Excerpted records ▸
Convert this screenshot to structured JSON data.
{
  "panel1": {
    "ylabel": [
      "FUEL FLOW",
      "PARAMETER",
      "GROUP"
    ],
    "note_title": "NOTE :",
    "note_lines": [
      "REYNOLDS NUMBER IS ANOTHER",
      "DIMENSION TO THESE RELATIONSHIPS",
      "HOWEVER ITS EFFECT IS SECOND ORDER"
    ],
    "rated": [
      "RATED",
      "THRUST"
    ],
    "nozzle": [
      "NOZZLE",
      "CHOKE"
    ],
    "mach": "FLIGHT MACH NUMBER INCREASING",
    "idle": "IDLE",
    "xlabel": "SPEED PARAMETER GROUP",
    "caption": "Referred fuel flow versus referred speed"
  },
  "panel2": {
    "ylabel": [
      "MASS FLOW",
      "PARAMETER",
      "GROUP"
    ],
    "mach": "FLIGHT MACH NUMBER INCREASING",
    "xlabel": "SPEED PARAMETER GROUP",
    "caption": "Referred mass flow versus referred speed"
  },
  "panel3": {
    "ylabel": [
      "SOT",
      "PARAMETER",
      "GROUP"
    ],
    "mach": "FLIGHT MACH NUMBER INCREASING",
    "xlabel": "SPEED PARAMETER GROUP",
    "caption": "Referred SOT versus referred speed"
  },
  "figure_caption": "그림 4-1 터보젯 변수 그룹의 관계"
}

The task ▸
Everything in the listing above should be restated exactly.

Exercise output ▸
Convert this screenshot to structured JSON data.
{
  "panel1": {
    "ylabel": [
      "FUEL FLOW",
      "PARAMETER",
      "GROUP"
    ],
    "note_title": "NOTE :",
    "note_lines": [
      "REYNOLDS NUMBER IS ANOTHER",
      "DIMENSION TO THESE RELATIONSHIPS",
      "HOWEVER ITS EFFECT IS SECOND ORDER"
    ],
    "rated": [
      "RATED",
      "THRUST"
    ],
    "nozzle": [
      "NOZZLE",
      "CHOKE"
    ],
    "mach": "FLIGHT MACH NUMBER INCREASING",
    "idle": "IDLE",
    "xlabel": "SPEED PARAMETER GROUP",
    "caption": "Referred fuel flow versus referred speed"
  },
  "panel2": {
    "ylabel": [
      "MASS FLOW",
      "PARAMETER",
      "GROUP"
    ],
    "mach": "FLIGHT MACH NUMBER INCREASING",
    "xlabel": "SPEED PARAMETER GROUP",
    "caption": "Referred mass flow versus referred speed"
  },
  "panel3": {
    "ylabel": [
      "SOT",
      "PARAMETER",
      "GROUP"
    ],
    "mach": "FLIGHT MACH NUMBER INCREASING",
    "xlabel": "SPEED PARAMETER GROUP",
    "caption": "Referred SOT versus referred speed"
  },
  "figure_caption": "그림 4-1 터보젯 변수 그룹의 관계"
}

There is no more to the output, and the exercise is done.